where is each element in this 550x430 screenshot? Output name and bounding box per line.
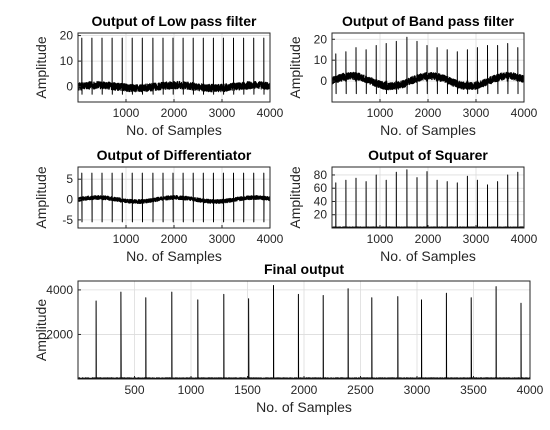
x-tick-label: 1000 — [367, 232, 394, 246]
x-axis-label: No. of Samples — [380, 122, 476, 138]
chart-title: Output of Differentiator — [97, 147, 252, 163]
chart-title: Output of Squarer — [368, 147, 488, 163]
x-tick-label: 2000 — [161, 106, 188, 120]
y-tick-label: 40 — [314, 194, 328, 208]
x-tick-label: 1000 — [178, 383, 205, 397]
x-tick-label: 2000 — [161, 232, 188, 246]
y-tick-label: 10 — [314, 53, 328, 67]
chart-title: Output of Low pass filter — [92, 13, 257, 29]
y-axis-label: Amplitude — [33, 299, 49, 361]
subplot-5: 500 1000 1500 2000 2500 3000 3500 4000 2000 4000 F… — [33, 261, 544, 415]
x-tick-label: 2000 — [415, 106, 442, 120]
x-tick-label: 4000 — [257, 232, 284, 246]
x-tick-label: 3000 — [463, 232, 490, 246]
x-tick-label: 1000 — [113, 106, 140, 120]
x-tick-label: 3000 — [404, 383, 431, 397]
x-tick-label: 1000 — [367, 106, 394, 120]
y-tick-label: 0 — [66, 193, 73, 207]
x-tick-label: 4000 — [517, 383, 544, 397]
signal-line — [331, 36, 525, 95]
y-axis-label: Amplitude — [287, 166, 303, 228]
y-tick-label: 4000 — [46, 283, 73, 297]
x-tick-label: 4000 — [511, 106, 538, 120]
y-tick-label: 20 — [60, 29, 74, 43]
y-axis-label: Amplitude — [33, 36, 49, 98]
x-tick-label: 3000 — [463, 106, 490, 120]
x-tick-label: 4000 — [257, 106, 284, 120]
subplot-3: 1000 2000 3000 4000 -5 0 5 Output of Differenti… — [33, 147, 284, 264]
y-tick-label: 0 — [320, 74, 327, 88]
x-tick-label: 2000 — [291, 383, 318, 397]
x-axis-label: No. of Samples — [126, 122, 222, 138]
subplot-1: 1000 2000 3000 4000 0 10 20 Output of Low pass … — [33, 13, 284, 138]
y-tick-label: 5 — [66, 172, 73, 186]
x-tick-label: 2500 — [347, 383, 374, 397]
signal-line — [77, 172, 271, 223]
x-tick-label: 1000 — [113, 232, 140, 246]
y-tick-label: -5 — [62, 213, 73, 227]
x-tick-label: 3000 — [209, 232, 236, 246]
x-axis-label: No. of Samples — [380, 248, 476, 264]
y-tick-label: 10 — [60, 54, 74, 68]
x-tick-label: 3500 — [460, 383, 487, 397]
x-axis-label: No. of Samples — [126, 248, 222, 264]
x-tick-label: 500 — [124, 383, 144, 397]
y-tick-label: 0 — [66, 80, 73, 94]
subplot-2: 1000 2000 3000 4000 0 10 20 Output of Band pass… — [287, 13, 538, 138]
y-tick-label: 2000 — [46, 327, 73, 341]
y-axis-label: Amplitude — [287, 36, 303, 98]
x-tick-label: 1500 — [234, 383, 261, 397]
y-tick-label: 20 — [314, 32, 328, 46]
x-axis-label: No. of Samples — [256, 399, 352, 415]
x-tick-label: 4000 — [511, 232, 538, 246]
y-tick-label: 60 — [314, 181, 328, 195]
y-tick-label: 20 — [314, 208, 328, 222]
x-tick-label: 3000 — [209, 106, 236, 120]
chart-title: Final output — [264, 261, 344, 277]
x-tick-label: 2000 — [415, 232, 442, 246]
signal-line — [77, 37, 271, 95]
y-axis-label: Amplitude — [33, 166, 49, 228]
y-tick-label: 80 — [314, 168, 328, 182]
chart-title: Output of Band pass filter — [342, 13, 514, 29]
==================================================
◆ Problem requirements
Output every line of the listing above without changing anything, but leave out the picture.

◆ Solved exercise
where is each element in this 550x430 screenshot? Output name and bounding box per line.
x-tick-label: 1000 — [367, 232, 394, 246]
x-axis-label: No. of Samples — [380, 122, 476, 138]
chart-title: Output of Differentiator — [97, 147, 252, 163]
chart-title: Output of Squarer — [368, 147, 488, 163]
x-tick-label: 2000 — [161, 106, 188, 120]
y-tick-label: 40 — [314, 194, 328, 208]
x-tick-label: 1000 — [178, 383, 205, 397]
x-tick-label: 2000 — [161, 232, 188, 246]
y-tick-label: 10 — [314, 53, 328, 67]
chart-title: Output of Low pass filter — [92, 13, 257, 29]
y-axis-label: Amplitude — [33, 299, 49, 361]
subplot-5: 500 1000 1500 2000 2500 3000 3500 4000 2000 4000 F… — [33, 261, 544, 415]
x-tick-label: 2000 — [415, 106, 442, 120]
x-tick-label: 4000 — [257, 232, 284, 246]
x-tick-label: 3000 — [463, 232, 490, 246]
x-tick-label: 1000 — [113, 106, 140, 120]
x-tick-label: 3000 — [404, 383, 431, 397]
x-tick-label: 1000 — [367, 106, 394, 120]
y-tick-label: 0 — [66, 193, 73, 207]
x-tick-label: 4000 — [517, 383, 544, 397]
signal-line — [331, 36, 525, 95]
y-axis-label: Amplitude — [287, 166, 303, 228]
y-tick-label: 4000 — [46, 283, 73, 297]
x-tick-label: 4000 — [511, 106, 538, 120]
y-tick-label: 20 — [60, 29, 74, 43]
y-axis-label: Amplitude — [33, 36, 49, 98]
x-tick-label: 3000 — [463, 106, 490, 120]
x-tick-label: 4000 — [257, 106, 284, 120]
subplot-3: 1000 2000 3000 4000 -5 0 5 Output of Differenti… — [33, 147, 284, 264]
y-tick-label: 0 — [320, 74, 327, 88]
x-tick-label: 2000 — [291, 383, 318, 397]
x-axis-label: No. of Samples — [126, 122, 222, 138]
subplot-1: 1000 2000 3000 4000 0 10 20 Output of Low pass … — [33, 13, 284, 138]
y-tick-label: 5 — [66, 172, 73, 186]
x-tick-label: 2500 — [347, 383, 374, 397]
signal-line — [77, 172, 271, 223]
x-tick-label: 1000 — [113, 232, 140, 246]
y-tick-label: -5 — [62, 213, 73, 227]
x-tick-label: 3000 — [209, 232, 236, 246]
x-axis-label: No. of Samples — [380, 248, 476, 264]
y-tick-label: 10 — [60, 54, 74, 68]
x-tick-label: 3500 — [460, 383, 487, 397]
x-axis-label: No. of Samples — [126, 248, 222, 264]
x-tick-label: 500 — [124, 383, 144, 397]
y-tick-label: 0 — [66, 80, 73, 94]
subplot-2: 1000 2000 3000 4000 0 10 20 Output of Band pass… — [287, 13, 538, 138]
y-tick-label: 2000 — [46, 327, 73, 341]
y-axis-label: Amplitude — [287, 36, 303, 98]
x-tick-label: 1500 — [234, 383, 261, 397]
y-tick-label: 20 — [314, 32, 328, 46]
x-axis-label: No. of Samples — [256, 399, 352, 415]
x-tick-label: 4000 — [511, 232, 538, 246]
y-tick-label: 60 — [314, 181, 328, 195]
y-tick-label: 20 — [314, 208, 328, 222]
x-tick-label: 3000 — [209, 106, 236, 120]
chart-title: Final output — [264, 261, 344, 277]
x-tick-label: 2000 — [415, 232, 442, 246]
signal-line — [77, 37, 271, 95]
y-axis-label: Amplitude — [33, 166, 49, 228]
y-tick-label: 80 — [314, 168, 328, 182]
chart-title: Output of Band pass filter — [342, 13, 514, 29]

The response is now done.